* [EXERCISE DETAILS]
Your job is to restate each entry word for word.

* [GIVEN RECORDS]
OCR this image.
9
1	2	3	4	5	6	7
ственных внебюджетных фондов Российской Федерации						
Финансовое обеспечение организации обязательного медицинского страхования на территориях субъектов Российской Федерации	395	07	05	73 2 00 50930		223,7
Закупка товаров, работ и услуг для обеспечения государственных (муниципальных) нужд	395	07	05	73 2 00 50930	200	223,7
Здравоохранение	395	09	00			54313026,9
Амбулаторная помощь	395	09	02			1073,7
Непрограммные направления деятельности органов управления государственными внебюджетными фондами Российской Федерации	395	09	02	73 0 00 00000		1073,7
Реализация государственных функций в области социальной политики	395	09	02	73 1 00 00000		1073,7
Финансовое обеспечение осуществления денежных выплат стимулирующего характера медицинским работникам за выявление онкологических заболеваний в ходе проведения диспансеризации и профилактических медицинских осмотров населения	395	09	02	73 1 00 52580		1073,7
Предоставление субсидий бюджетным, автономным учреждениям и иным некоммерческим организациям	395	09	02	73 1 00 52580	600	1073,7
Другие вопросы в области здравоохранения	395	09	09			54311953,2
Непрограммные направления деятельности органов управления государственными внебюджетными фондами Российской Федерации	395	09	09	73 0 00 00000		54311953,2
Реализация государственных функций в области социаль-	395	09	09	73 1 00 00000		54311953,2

* [ANSWER FOR THE TASK]
OCR this image.
9
1	2	3	4	5	6	7
ственных внебюджетных фондов Российской Федерации						
Финансовое обеспечение организации обязательного медицинского страхования на территориях субъектов Российской Федерации	395	07	05	73 2 00 50930		223,7
Закупка товаров, работ и услуг для обеспечения государственных (муниципальных) нужд	395	07	05	73 2 00 50930	200	223,7
Здравоохранение	395	09	00			54313026,9
Амбулаторная помощь	395	09	02			1073,7
Непрограммные направления деятельности органов управления государственными внебюджетными фондами Российской Федерации	395	09	02	73 0 00 00000		1073,7
Реализация государственных функций в области социальной политики	395	09	02	73 1 00 00000		1073,7
Финансовое обеспечение осуществления денежных выплат стимулирующего характера медицинским работникам за выявление онкологических заболеваний в ходе проведения диспансеризации и профилактических медицинских осмотров населения	395	09	02	73 1 00 52580		1073,7
Предоставление субсидий бюджетным, автономным учреждениям и иным некоммерческим организациям	395	09	02	73 1 00 52580	600	1073,7
Другие вопросы в области здравоохранения	395	09	09			54311953,2
Непрограммные направления деятельности органов управления государственными внебюджетными фондами Российской Федерации	395	09	09	73 0 00 00000		54311953,2
Реализация государственных функций в области социаль-	395	09	09	73 1 00 00000		54311953,2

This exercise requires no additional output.